[Records from a data source]
'''

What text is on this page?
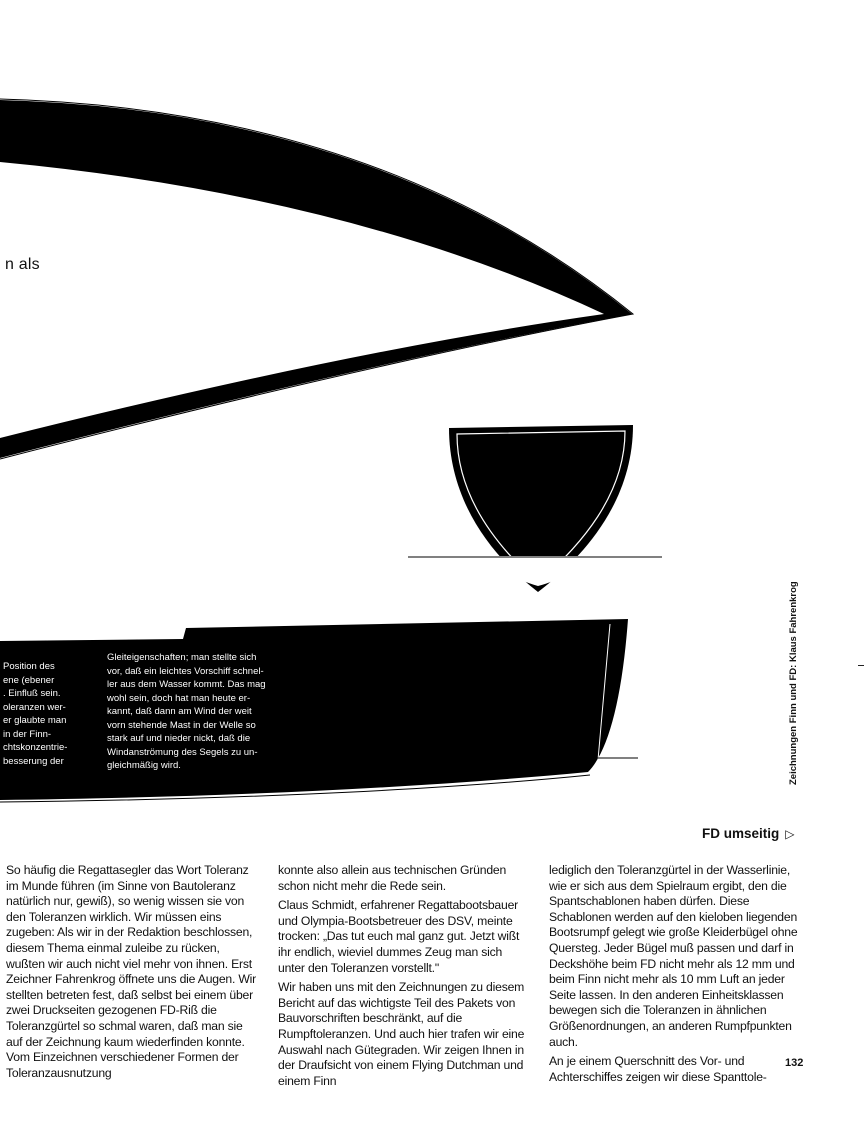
n als
Position des
ene (ebener
. Einfluß sein.
oleranzen wer-
er glaubte man
in der Finn-
chtskonzentrie-
besserung der
Gleiteigenschaften; man stellte sich
vor, daß ein leichtes Vorschiff schnel-
ler aus dem Wasser kommt. Das mag
wohl sein, doch hat man heute er-
kannt, daß dann am Wind der weit
vorn stehende Mast in der Welle so
stark auf und nieder nickt, daß die
Windanströmung des Segels zu un-
gleichmäßig wird.	Zeichnungen Finn und FD: Klaus Fahrenkrog
FD umseitig ▷

So häufig die Regattasegler das Wort Toleranz im Munde führen (im Sinne von Bautoleranz natürlich nur, gewiß), so wenig wissen sie von den Toleranzen wirklich. Wir müssen eins zugeben: Als wir in der Redaktion beschlossen, diesem Thema einmal zuleibe zu rücken, wußten wir auch nicht viel mehr von ihnen. Erst Zeichner Fahrenkrog öffnete uns die Augen. Wir stellten betreten fest, daß selbst bei einem über zwei Druckseiten gezogenen FD-Riß die Toleranzgürtel so schmal waren, daß man sie auf der Zeichnung kaum wiederfinden konnte. Vom Einzeichnen verschiedener Formen der Toleranzausnutzung

konnte also allein aus technischen Gründen schon nicht mehr die Rede sein.

Claus Schmidt, erfahrener Regattabootsbauer und Olympia-Bootsbetreuer des DSV, meinte trocken: „Das tut euch mal ganz gut. Jetzt wißt ihr endlich, wieviel dummes Zeug man sich unter den Toleranzen vorstellt."

Wir haben uns mit den Zeichnungen zu diesem Bericht auf das wichtigste Teil des Pakets von Bauvorschriften beschränkt, auf die Rumpftoleranzen. Und auch hier trafen wir eine Auswahl nach Gütegraden. Wir zeigen Ihnen in der Draufsicht von einem Flying Dutchman und einem Finn

lediglich den Toleranzgürtel in der Wasserlinie, wie er sich aus dem Spielraum ergibt, den die Spantschablonen haben dürfen. Diese Schablonen werden auf den kieloben liegenden Bootsrumpf gelegt wie große Kleiderbügel ohne Quersteg. Jeder Bügel muß passen und darf in Deckshöhe beim FD nicht mehr als 12 mm und beim Finn nicht mehr als 10 mm Luft an jeder Seite lassen. In den anderen Einheitsklassen bewegen sich die Toleranzen in ähnlichen Größenordnungen, an anderen Rumpfpunkten auch.

An je einem Querschnitt des Vor- und Achterschiffes zeigen wir diese Spanttole-

132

'''

- **Required work**: Images do not belong in the copy; reproduce all other parts of the records above verbatim.

- **Finished task**:
What text is on this page?
n als
Position des
ene (ebener
. Einfluß sein.
oleranzen wer-
er glaubte man
in der Finn-
chtskonzentrie-
besserung der
Gleiteigenschaften; man stellte sich
vor, daß ein leichtes Vorschiff schnel-
ler aus dem Wasser kommt. Das mag
wohl sein, doch hat man heute er-
kannt, daß dann am Wind der weit
vorn stehende Mast in der Welle so
stark auf und nieder nickt, daß die
Windanströmung des Segels zu un-
gleichmäßig wird.	Zeichnungen Finn und FD: Klaus Fahrenkrog
FD umseitig ▷

So häufig die Regattasegler das Wort Toleranz im Munde führen (im Sinne von Bautoleranz natürlich nur, gewiß), so wenig wissen sie von den Toleranzen wirklich. Wir müssen eins zugeben: Als wir in der Redaktion beschlossen, diesem Thema einmal zuleibe zu rücken, wußten wir auch nicht viel mehr von ihnen. Erst Zeichner Fahrenkrog öffnete uns die Augen. Wir stellten betreten fest, daß selbst bei einem über zwei Druckseiten gezogenen FD-Riß die Toleranzgürtel so schmal waren, daß man sie auf der Zeichnung kaum wiederfinden konnte. Vom Einzeichnen verschiedener Formen der Toleranzausnutzung

konnte also allein aus technischen Gründen schon nicht mehr die Rede sein.

Claus Schmidt, erfahrener Regattabootsbauer und Olympia-Bootsbetreuer des DSV, meinte trocken: „Das tut euch mal ganz gut. Jetzt wißt ihr endlich, wieviel dummes Zeug man sich unter den Toleranzen vorstellt."

Wir haben uns mit den Zeichnungen zu diesem Bericht auf das wichtigste Teil des Pakets von Bauvorschriften beschränkt, auf die Rumpftoleranzen. Und auch hier trafen wir eine Auswahl nach Gütegraden. Wir zeigen Ihnen in der Draufsicht von einem Flying Dutchman und einem Finn

lediglich den Toleranzgürtel in der Wasserlinie, wie er sich aus dem Spielraum ergibt, den die Spantschablonen haben dürfen. Diese Schablonen werden auf den kieloben liegenden Bootsrumpf gelegt wie große Kleiderbügel ohne Quersteg. Jeder Bügel muß passen und darf in Deckshöhe beim FD nicht mehr als 12 mm und beim Finn nicht mehr als 10 mm Luft an jeder Seite lassen. In den anderen Einheitsklassen bewegen sich die Toleranzen in ähnlichen Größenordnungen, an anderen Rumpfpunkten auch.

An je einem Querschnitt des Vor- und Achterschiffes zeigen wir diese Spanttole-

132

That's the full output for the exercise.